REQUIRED TASK — Write the material out again in full, word for word. Do not include the pictures.

[Stored data entries]
[start]

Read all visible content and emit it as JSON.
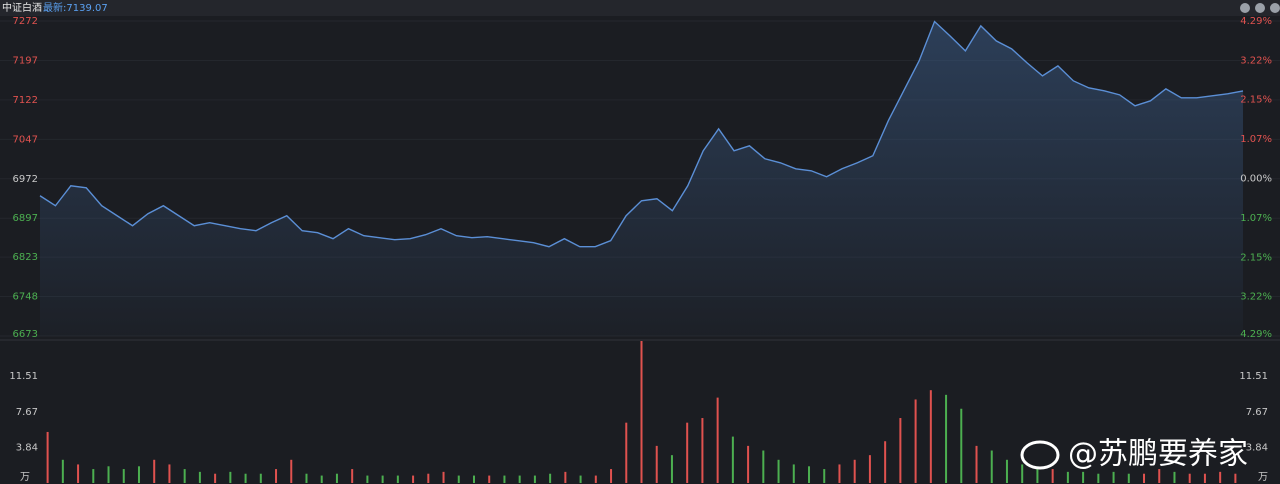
{
  "chart_data": [
    {
      "type": "line",
      "title": "中证白酒",
      "subtitle": "最新:7139.07",
      "color": "#5b8fd6",
      "up_color": "#e0524f",
      "down_color": "#4caf50",
      "neutral_color": "#c8c8c8",
      "grid": true,
      "values": [
        6939.7,
        6920.7,
        6958.7,
        6954.9,
        6920.7,
        6901.7,
        6882.7,
        6905.5,
        6920.7,
        6901.7,
        6882.7,
        6888.4,
        6882.7,
        6877,
        6873.2,
        6888.4,
        6901.7,
        6873.2,
        6869.4,
        6858,
        6877,
        6863.7,
        6859.9,
        6856.1,
        6858,
        6865.6,
        6877,
        6863.7,
        6859.9,
        6861.8,
        6858,
        6854.2,
        6850.4,
        6842.8,
        6858,
        6842.8,
        6842.8,
        6854.2,
        6901.7,
        6930.2,
        6934,
        6911.2,
        6958.7,
        7025.2,
        7067,
        7025.2,
        7034.7,
        7010,
        7002.4,
        6991,
        6987.2,
        6975.8,
        6991,
        7002.4,
        7015.7,
        7082.2,
        7139.2,
        7196.2,
        7271,
        7243.7,
        7215.2,
        7262.7,
        7234.2,
        7219,
        7192.4,
        7167.7,
        7186.7,
        7158.2,
        7144.9,
        7139.2,
        7131.6,
        7110.7,
        7120.2,
        7143,
        7125.9,
        7125.9,
        7129.7,
        7133.5,
        7139.07
      ],
      "ylim": [
        6673,
        7272
      ],
      "yticks": [
        7272,
        7197,
        7122,
        7047,
        6972,
        6897,
        6823,
        6748,
        6673
      ],
      "y2lim": [
        -4.29,
        4.29
      ],
      "y2ticks": [
        {
          "value": 4.29,
          "label": "4.29%"
        },
        {
          "value": 3.22,
          "label": "3.22%"
        },
        {
          "value": 2.15,
          "label": "2.15%"
        },
        {
          "value": 1.07,
          "label": "1.07%"
        },
        {
          "value": 0,
          "label": "0.00%"
        },
        {
          "value": -1.07,
          "label": "1.07%"
        },
        {
          "value": -2.15,
          "label": "2.15%"
        },
        {
          "value": -3.22,
          "label": "3.22%"
        },
        {
          "value": -4.29,
          "label": "4.29%"
        }
      ]
    },
    {
      "type": "bar",
      "values": [
        5.5,
        2.5,
        2.0,
        1.5,
        1.8,
        1.5,
        1.8,
        2.5,
        2.0,
        1.5,
        1.2,
        1.0,
        1.2,
        1.0,
        1.0,
        1.5,
        2.5,
        1.0,
        0.8,
        1.0,
        1.5,
        0.8,
        0.8,
        0.8,
        0.8,
        1.0,
        1.2,
        0.8,
        0.8,
        0.8,
        0.8,
        0.8,
        0.8,
        1.0,
        1.2,
        0.8,
        0.8,
        1.5,
        6.5,
        15.3,
        4.0,
        3.0,
        6.5,
        7.0,
        9.2,
        5.0,
        4.0,
        3.5,
        2.5,
        2.0,
        1.8,
        1.5,
        2.0,
        2.5,
        3.0,
        4.5,
        7.0,
        9.0,
        10.0,
        9.5,
        8.0,
        4.0,
        3.5,
        2.5,
        2.0,
        1.5,
        1.5,
        1.2,
        1.2,
        1.0,
        1.2,
        1.0,
        1.0,
        1.5,
        1.2,
        1.0,
        1.0,
        1.2,
        1.0
      ],
      "ylim": [
        0,
        15.3
      ],
      "yticks": [
        {
          "value": 0,
          "label": "万"
        },
        3.84,
        7.67,
        11.51
      ]
    }
  ],
  "watermark": "@苏鹏要养家"
}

[end]

THE SOLUTION —
Read all visible content and emit it as JSON.
{
  "chart_data": [
    {
      "type": "line",
      "title": "中证白酒",
      "subtitle": "最新:7139.07",
      "color": "#5b8fd6",
      "up_color": "#e0524f",
      "down_color": "#4caf50",
      "neutral_color": "#c8c8c8",
      "grid": true,
      "values": [
        6939.7,
        6920.7,
        6958.7,
        6954.9,
        6920.7,
        6901.7,
        6882.7,
        6905.5,
        6920.7,
        6901.7,
        6882.7,
        6888.4,
        6882.7,
        6877,
        6873.2,
        6888.4,
        6901.7,
        6873.2,
        6869.4,
        6858,
        6877,
        6863.7,
        6859.9,
        6856.1,
        6858,
        6865.6,
        6877,
        6863.7,
        6859.9,
        6861.8,
        6858,
        6854.2,
        6850.4,
        6842.8,
        6858,
        6842.8,
        6842.8,
        6854.2,
        6901.7,
        6930.2,
        6934,
        6911.2,
        6958.7,
        7025.2,
        7067,
        7025.2,
        7034.7,
        7010,
        7002.4,
        6991,
        6987.2,
        6975.8,
        6991,
        7002.4,
        7015.7,
        7082.2,
        7139.2,
        7196.2,
        7271,
        7243.7,
        7215.2,
        7262.7,
        7234.2,
        7219,
        7192.4,
        7167.7,
        7186.7,
        7158.2,
        7144.9,
        7139.2,
        7131.6,
        7110.7,
        7120.2,
        7143,
        7125.9,
        7125.9,
        7129.7,
        7133.5,
        7139.07
      ],
      "ylim": [
        6673,
        7272
      ],
      "yticks": [
        7272,
        7197,
        7122,
        7047,
        6972,
        6897,
        6823,
        6748,
        6673
      ],
      "y2lim": [
        -4.29,
        4.29
      ],
      "y2ticks": [
        {
          "value": 4.29,
          "label": "4.29%"
        },
        {
          "value": 3.22,
          "label": "3.22%"
        },
        {
          "value": 2.15,
          "label": "2.15%"
        },
        {
          "value": 1.07,
          "label": "1.07%"
        },
        {
          "value": 0,
          "label": "0.00%"
        },
        {
          "value": -1.07,
          "label": "1.07%"
        },
        {
          "value": -2.15,
          "label": "2.15%"
        },
        {
          "value": -3.22,
          "label": "3.22%"
        },
        {
          "value": -4.29,
          "label": "4.29%"
        }
      ]
    },
    {
      "type": "bar",
      "values": [
        5.5,
        2.5,
        2.0,
        1.5,
        1.8,
        1.5,
        1.8,
        2.5,
        2.0,
        1.5,
        1.2,
        1.0,
        1.2,
        1.0,
        1.0,
        1.5,
        2.5,
        1.0,
        0.8,
        1.0,
        1.5,
        0.8,
        0.8,
        0.8,
        0.8,
        1.0,
        1.2,
        0.8,
        0.8,
        0.8,
        0.8,
        0.8,
        0.8,
        1.0,
        1.2,
        0.8,
        0.8,
        1.5,
        6.5,
        15.3,
        4.0,
        3.0,
        6.5,
        7.0,
        9.2,
        5.0,
        4.0,
        3.5,
        2.5,
        2.0,
        1.8,
        1.5,
        2.0,
        2.5,
        3.0,
        4.5,
        7.0,
        9.0,
        10.0,
        9.5,
        8.0,
        4.0,
        3.5,
        2.5,
        2.0,
        1.5,
        1.5,
        1.2,
        1.2,
        1.0,
        1.2,
        1.0,
        1.0,
        1.5,
        1.2,
        1.0,
        1.0,
        1.2,
        1.0
      ],
      "ylim": [
        0,
        15.3
      ],
      "yticks": [
        {
          "value": 0,
          "label": "万"
        },
        3.84,
        7.67,
        11.51
      ]
    }
  ],
  "watermark": "@苏鹏要养家"
}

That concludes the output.